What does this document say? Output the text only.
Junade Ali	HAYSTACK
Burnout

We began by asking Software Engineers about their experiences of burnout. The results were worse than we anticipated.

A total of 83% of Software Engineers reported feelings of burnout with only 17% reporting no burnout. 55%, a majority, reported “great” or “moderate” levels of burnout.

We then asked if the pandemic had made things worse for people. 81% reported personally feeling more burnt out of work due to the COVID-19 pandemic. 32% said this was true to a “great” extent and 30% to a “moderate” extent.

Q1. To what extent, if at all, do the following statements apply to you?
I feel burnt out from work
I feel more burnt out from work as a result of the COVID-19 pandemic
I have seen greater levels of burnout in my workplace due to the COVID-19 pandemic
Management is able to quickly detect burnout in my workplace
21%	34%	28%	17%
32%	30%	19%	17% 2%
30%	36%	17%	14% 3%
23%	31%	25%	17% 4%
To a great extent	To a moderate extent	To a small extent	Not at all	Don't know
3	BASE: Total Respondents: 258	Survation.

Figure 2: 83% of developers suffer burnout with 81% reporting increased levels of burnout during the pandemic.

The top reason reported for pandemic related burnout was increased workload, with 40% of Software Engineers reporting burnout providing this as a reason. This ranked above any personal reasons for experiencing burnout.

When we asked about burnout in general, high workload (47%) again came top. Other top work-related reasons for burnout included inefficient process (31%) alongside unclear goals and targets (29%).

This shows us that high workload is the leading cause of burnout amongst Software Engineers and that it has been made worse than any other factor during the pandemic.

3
★ ★ ★ ★ ★
THE REQUEST >> Nothing may be left out: return each entry exactly as it reads.

OUTPUT OF THE TASK >>
What does this document say? Output the text only.
Junade Ali	HAYSTACK
Burnout

We began by asking Software Engineers about their experiences of burnout. The results were worse than we anticipated.

A total of 83% of Software Engineers reported feelings of burnout with only 17% reporting no burnout. 55%, a majority, reported “great” or “moderate” levels of burnout.

We then asked if the pandemic had made things worse for people. 81% reported personally feeling more burnt out of work due to the COVID-19 pandemic. 32% said this was true to a “great” extent and 30% to a “moderate” extent.

Q1. To what extent, if at all, do the following statements apply to you?
I feel burnt out from work
I feel more burnt out from work as a result of the COVID-19 pandemic
I have seen greater levels of burnout in my workplace due to the COVID-19 pandemic
Management is able to quickly detect burnout in my workplace
21%	34%	28%	17%
32%	30%	19%	17% 2%
30%	36%	17%	14% 3%
23%	31%	25%	17% 4%
To a great extent	To a moderate extent	To a small extent	Not at all	Don't know
3	BASE: Total Respondents: 258	Survation.

Figure 2: 83% of developers suffer burnout with 81% reporting increased levels of burnout during the pandemic.

The top reason reported for pandemic related burnout was increased workload, with 40% of Software Engineers reporting burnout providing this as a reason. This ranked above any personal reasons for experiencing burnout.

When we asked about burnout in general, high workload (47%) again came top. Other top work-related reasons for burnout included inefficient process (31%) alongside unclear goals and targets (29%).

This shows us that high workload is the leading cause of burnout amongst Software Engineers and that it has been made worse than any other factor during the pandemic.

3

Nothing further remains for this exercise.